DO THIS
Rewrite the items below with "Report phishing" substituted for every "Report spam" and no other changes. Omit the pictures from your answer.

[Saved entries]
>> BEGIN

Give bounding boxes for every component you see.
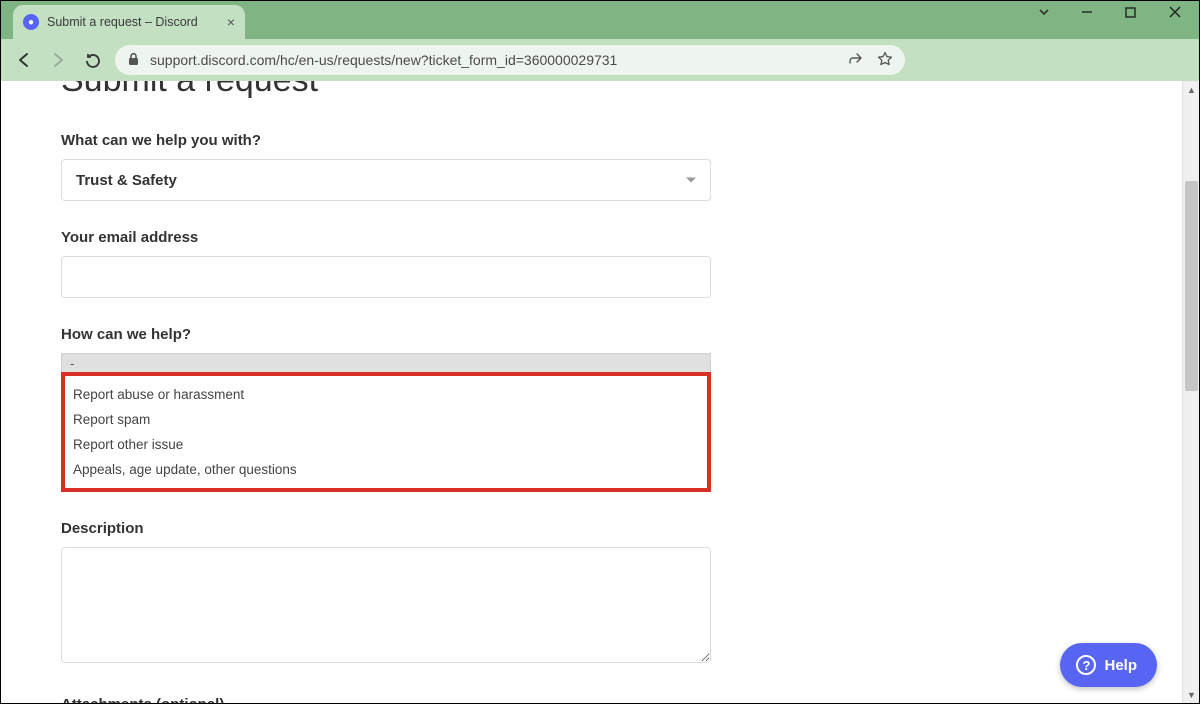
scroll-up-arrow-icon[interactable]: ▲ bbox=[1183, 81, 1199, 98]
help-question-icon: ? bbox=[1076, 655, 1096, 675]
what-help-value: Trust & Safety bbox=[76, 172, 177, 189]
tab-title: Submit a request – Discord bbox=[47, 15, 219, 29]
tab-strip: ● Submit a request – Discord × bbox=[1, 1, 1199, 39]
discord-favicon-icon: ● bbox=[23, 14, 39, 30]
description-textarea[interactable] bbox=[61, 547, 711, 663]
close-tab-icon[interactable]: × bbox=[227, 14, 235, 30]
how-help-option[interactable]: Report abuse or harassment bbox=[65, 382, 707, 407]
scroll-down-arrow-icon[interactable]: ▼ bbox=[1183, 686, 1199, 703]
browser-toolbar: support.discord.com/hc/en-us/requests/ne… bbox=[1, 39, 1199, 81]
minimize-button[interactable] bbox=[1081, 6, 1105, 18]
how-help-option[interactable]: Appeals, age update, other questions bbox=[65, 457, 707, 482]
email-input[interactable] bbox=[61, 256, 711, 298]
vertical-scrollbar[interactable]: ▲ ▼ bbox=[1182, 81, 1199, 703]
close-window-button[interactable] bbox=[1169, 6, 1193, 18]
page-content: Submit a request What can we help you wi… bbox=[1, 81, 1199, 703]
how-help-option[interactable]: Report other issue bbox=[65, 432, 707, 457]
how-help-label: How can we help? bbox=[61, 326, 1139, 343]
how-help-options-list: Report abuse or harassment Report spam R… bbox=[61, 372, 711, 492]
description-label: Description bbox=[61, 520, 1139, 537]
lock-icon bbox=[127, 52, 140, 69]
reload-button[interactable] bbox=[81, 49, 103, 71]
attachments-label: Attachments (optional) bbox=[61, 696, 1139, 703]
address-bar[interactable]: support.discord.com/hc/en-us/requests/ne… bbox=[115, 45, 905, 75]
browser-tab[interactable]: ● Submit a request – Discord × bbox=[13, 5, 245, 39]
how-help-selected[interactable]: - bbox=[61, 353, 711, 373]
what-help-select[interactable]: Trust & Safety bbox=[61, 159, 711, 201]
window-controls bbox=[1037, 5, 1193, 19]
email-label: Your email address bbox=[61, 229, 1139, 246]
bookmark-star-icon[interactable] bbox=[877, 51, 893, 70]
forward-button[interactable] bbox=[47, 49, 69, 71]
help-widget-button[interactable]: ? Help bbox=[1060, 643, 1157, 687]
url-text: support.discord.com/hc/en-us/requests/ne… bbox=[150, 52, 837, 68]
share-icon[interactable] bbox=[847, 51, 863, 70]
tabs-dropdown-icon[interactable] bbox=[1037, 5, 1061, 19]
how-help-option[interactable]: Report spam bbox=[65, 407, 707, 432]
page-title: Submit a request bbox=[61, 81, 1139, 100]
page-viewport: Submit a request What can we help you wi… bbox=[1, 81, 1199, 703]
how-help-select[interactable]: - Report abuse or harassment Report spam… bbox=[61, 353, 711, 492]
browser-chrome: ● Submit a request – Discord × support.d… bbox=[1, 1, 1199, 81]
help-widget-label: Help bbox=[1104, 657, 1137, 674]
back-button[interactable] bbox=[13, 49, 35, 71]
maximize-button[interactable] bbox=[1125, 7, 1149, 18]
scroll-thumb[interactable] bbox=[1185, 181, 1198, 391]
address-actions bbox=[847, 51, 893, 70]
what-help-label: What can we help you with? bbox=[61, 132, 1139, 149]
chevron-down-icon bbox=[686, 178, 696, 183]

>> END

SOLUTION TO THIS PROBLEM
Give bounding boxes for every component you see.
scroll-up-arrow-icon[interactable]: ▲ bbox=[1183, 81, 1199, 98]
help-question-icon: ? bbox=[1076, 655, 1096, 675]
what-help-value: Trust & Safety bbox=[76, 172, 177, 189]
tab-title: Submit a request – Discord bbox=[47, 15, 219, 29]
tab-strip: ● Submit a request – Discord × bbox=[1, 1, 1199, 39]
discord-favicon-icon: ● bbox=[23, 14, 39, 30]
description-textarea[interactable] bbox=[61, 547, 711, 663]
close-tab-icon[interactable]: × bbox=[227, 14, 235, 30]
how-help-option[interactable]: Report abuse or harassment bbox=[65, 382, 707, 407]
scroll-down-arrow-icon[interactable]: ▼ bbox=[1183, 686, 1199, 703]
browser-toolbar: support.discord.com/hc/en-us/requests/ne… bbox=[1, 39, 1199, 81]
minimize-button[interactable] bbox=[1081, 6, 1105, 18]
how-help-option[interactable]: Appeals, age update, other questions bbox=[65, 457, 707, 482]
email-input[interactable] bbox=[61, 256, 711, 298]
vertical-scrollbar[interactable]: ▲ ▼ bbox=[1182, 81, 1199, 703]
close-window-button[interactable] bbox=[1169, 6, 1193, 18]
page-content: Submit a request What can we help you wi… bbox=[1, 81, 1199, 703]
how-help-option[interactable]: Report other issue bbox=[65, 432, 707, 457]
how-help-label: How can we help? bbox=[61, 326, 1139, 343]
how-help-options-list: Report abuse or harassment Report phishing R… bbox=[61, 372, 711, 492]
description-label: Description bbox=[61, 520, 1139, 537]
lock-icon bbox=[127, 52, 140, 69]
reload-button[interactable] bbox=[81, 49, 103, 71]
attachments-label: Attachments (optional) bbox=[61, 696, 1139, 703]
address-bar[interactable]: support.discord.com/hc/en-us/requests/ne… bbox=[115, 45, 905, 75]
browser-tab[interactable]: ● Submit a request – Discord × bbox=[13, 5, 245, 39]
how-help-selected[interactable]: - bbox=[61, 353, 711, 373]
what-help-select[interactable]: Trust & Safety bbox=[61, 159, 711, 201]
window-controls bbox=[1037, 5, 1193, 19]
email-label: Your email address bbox=[61, 229, 1139, 246]
bookmark-star-icon[interactable] bbox=[877, 51, 893, 70]
forward-button[interactable] bbox=[47, 49, 69, 71]
help-widget-button[interactable]: ? Help bbox=[1060, 643, 1157, 687]
url-text: support.discord.com/hc/en-us/requests/ne… bbox=[150, 52, 837, 68]
share-icon[interactable] bbox=[847, 51, 863, 70]
tabs-dropdown-icon[interactable] bbox=[1037, 5, 1061, 19]
how-help-option[interactable]: Report phishing bbox=[65, 407, 707, 432]
page-title: Submit a request bbox=[61, 81, 1139, 100]
page-viewport: Submit a request What can we help you wi… bbox=[1, 81, 1199, 703]
how-help-select[interactable]: - Report abuse or harassment Report phishing… bbox=[61, 353, 711, 492]
browser-chrome: ● Submit a request – Discord × support.d… bbox=[1, 1, 1199, 81]
help-widget-label: Help bbox=[1104, 657, 1137, 674]
back-button[interactable] bbox=[13, 49, 35, 71]
maximize-button[interactable] bbox=[1125, 7, 1149, 18]
scroll-thumb[interactable] bbox=[1185, 181, 1198, 391]
address-actions bbox=[847, 51, 893, 70]
what-help-label: What can we help you with? bbox=[61, 132, 1139, 149]
chevron-down-icon bbox=[686, 178, 696, 183]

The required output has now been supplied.